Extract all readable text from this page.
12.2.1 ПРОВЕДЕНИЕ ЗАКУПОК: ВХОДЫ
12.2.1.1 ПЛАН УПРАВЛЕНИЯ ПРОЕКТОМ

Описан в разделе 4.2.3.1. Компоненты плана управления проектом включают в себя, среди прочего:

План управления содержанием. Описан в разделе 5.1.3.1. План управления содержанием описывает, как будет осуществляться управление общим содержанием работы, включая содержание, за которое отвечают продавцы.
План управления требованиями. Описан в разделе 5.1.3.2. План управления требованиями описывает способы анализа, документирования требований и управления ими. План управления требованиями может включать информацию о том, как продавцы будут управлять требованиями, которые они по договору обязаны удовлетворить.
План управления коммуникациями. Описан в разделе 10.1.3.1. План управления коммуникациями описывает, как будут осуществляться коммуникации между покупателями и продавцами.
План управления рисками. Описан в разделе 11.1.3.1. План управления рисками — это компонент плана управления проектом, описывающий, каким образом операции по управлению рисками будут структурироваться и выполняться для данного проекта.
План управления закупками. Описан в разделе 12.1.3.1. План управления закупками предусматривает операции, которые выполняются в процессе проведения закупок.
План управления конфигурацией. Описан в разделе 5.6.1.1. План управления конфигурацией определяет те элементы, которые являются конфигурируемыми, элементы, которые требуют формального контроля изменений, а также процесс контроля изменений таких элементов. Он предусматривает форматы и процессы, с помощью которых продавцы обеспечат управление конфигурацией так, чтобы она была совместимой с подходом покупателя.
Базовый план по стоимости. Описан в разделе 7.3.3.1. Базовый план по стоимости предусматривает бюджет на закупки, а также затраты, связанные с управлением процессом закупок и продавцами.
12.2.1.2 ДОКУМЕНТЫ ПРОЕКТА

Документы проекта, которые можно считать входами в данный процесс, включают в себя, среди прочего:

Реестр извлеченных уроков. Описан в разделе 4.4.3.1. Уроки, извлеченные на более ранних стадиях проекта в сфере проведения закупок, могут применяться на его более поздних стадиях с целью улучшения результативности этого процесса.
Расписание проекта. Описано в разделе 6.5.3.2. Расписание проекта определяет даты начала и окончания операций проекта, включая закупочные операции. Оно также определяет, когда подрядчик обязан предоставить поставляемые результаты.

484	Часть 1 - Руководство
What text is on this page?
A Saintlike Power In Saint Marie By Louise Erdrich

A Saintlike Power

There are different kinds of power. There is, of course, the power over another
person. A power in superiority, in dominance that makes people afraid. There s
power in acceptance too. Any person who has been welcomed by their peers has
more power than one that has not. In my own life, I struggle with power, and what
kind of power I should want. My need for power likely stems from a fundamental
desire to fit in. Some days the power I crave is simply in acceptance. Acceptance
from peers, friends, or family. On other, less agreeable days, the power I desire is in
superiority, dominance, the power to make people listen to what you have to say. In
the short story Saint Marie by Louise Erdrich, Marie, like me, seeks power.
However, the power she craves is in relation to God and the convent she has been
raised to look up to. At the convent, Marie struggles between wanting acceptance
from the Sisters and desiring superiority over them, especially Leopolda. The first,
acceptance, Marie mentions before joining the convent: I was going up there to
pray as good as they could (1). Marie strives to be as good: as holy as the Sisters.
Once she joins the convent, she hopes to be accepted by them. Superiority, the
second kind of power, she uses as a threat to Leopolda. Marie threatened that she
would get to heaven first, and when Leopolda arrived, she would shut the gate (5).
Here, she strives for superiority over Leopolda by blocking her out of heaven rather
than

Exercise requirements -
Each line of the material should be duplicated exactly, please.

Result for this task -
Extract all readable text from this page.
12.2.1 ПРОВЕДЕНИЕ ЗАКУПОК: ВХОДЫ
12.2.1.1 ПЛАН УПРАВЛЕНИЯ ПРОЕКТОМ

Описан в разделе 4.2.3.1. Компоненты плана управления проектом включают в себя, среди прочего:

План управления содержанием. Описан в разделе 5.1.3.1. План управления содержанием описывает, как будет осуществляться управление общим содержанием работы, включая содержание, за которое отвечают продавцы.
План управления требованиями. Описан в разделе 5.1.3.2. План управления требованиями описывает способы анализа, документирования требований и управления ими. План управления требованиями может включать информацию о том, как продавцы будут управлять требованиями, которые они по договору обязаны удовлетворить.
План управления коммуникациями. Описан в разделе 10.1.3.1. План управления коммуникациями описывает, как будут осуществляться коммуникации между покупателями и продавцами.
План управления рисками. Описан в разделе 11.1.3.1. План управления рисками — это компонент плана управления проектом, описывающий, каким образом операции по управлению рисками будут структурироваться и выполняться для данного проекта.
План управления закупками. Описан в разделе 12.1.3.1. План управления закупками предусматривает операции, которые выполняются в процессе проведения закупок.
План управления конфигурацией. Описан в разделе 5.6.1.1. План управления конфигурацией определяет те элементы, которые являются конфигурируемыми, элементы, которые требуют формального контроля изменений, а также процесс контроля изменений таких элементов. Он предусматривает форматы и процессы, с помощью которых продавцы обеспечат управление конфигурацией так, чтобы она была совместимой с подходом покупателя.
Базовый план по стоимости. Описан в разделе 7.3.3.1. Базовый план по стоимости предусматривает бюджет на закупки, а также затраты, связанные с управлением процессом закупок и продавцами.
12.2.1.2 ДОКУМЕНТЫ ПРОЕКТА

Документы проекта, которые можно считать входами в данный процесс, включают в себя, среди прочего:

Реестр извлеченных уроков. Описан в разделе 4.4.3.1. Уроки, извлеченные на более ранних стадиях проекта в сфере проведения закупок, могут применяться на его более поздних стадиях с целью улучшения результативности этого процесса.
Расписание проекта. Описано в разделе 6.5.3.2. Расписание проекта определяет даты начала и окончания операций проекта, включая закупочные операции. Оно также определяет, когда подрядчик обязан предоставить поставляемые результаты.

484	Часть 1 - Руководство
What text is on this page?
A Saintlike Power In Saint Marie By Louise Erdrich

A Saintlike Power

There are different kinds of power. There is, of course, the power over another
person. A power in superiority, in dominance that makes people afraid. There s
power in acceptance too. Any person who has been welcomed by their peers has
more power than one that has not. In my own life, I struggle with power, and what
kind of power I should want. My need for power likely stems from a fundamental
desire to fit in. Some days the power I crave is simply in acceptance. Acceptance
from peers, friends, or family. On other, less agreeable days, the power I desire is in
superiority, dominance, the power to make people listen to what you have to say. In
the short story Saint Marie by Louise Erdrich, Marie, like me, seeks power.
However, the power she craves is in relation to God and the convent she has been
raised to look up to. At the convent, Marie struggles between wanting acceptance
from the Sisters and desiring superiority over them, especially Leopolda. The first,
acceptance, Marie mentions before joining the convent: I was going up there to
pray as good as they could (1). Marie strives to be as good: as holy as the Sisters.
Once she joins the convent, she hopes to be accepted by them. Superiority, the
second kind of power, she uses as a threat to Leopolda. Marie threatened that she
would get to heaven first, and when Leopolda arrived, she would shut the gate (5).
Here, she strives for superiority over Leopolda by blocking her out of heaven rather
than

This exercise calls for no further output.